- Objective -
All lines in the data bearing the string "阿昔洛韦注射剂各国市场份额占比" should be identified and copied.

# START OF Material supplied

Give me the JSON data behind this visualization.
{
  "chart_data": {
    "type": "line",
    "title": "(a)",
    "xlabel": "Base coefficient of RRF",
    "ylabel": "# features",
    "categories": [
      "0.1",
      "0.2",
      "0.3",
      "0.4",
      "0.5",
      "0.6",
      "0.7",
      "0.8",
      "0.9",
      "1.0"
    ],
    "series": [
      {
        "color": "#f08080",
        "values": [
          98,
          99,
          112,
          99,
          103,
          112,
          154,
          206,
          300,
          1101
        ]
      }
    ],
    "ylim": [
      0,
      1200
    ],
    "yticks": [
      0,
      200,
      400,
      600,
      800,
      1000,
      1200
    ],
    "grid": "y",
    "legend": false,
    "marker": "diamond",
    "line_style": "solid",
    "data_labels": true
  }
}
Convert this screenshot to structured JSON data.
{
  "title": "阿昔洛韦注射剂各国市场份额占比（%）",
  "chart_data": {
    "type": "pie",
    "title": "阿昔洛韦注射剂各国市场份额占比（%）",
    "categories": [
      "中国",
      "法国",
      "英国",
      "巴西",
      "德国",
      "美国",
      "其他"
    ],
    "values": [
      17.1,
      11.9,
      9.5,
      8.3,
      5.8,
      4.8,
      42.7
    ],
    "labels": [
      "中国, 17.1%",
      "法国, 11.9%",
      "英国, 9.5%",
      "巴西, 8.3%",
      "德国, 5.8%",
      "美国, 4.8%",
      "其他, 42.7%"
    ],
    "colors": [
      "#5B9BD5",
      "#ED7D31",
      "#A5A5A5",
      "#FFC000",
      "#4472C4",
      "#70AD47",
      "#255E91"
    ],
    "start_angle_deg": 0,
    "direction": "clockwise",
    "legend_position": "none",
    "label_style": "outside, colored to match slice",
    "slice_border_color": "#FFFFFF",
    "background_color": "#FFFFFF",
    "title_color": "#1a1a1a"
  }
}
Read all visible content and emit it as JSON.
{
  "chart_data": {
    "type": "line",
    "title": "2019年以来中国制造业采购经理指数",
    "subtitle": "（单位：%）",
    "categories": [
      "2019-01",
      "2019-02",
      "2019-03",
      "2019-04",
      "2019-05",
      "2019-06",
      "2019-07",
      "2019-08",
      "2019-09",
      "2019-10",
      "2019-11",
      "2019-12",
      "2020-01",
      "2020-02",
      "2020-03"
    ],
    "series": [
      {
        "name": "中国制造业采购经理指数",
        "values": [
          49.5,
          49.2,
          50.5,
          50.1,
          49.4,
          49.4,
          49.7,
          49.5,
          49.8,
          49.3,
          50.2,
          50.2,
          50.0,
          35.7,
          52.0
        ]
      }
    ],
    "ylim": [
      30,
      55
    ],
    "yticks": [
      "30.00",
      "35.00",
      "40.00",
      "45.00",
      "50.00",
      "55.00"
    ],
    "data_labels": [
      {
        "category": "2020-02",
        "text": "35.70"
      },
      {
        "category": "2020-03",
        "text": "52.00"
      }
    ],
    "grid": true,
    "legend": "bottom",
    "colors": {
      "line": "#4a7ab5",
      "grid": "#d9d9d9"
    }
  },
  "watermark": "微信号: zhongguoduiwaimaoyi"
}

# END OF Material supplied

- Solution for this task -
  "title": "阿昔洛韦注射剂各国市场份额占比（%）",
    "title": "阿昔洛韦注射剂各国市场份额占比（%）",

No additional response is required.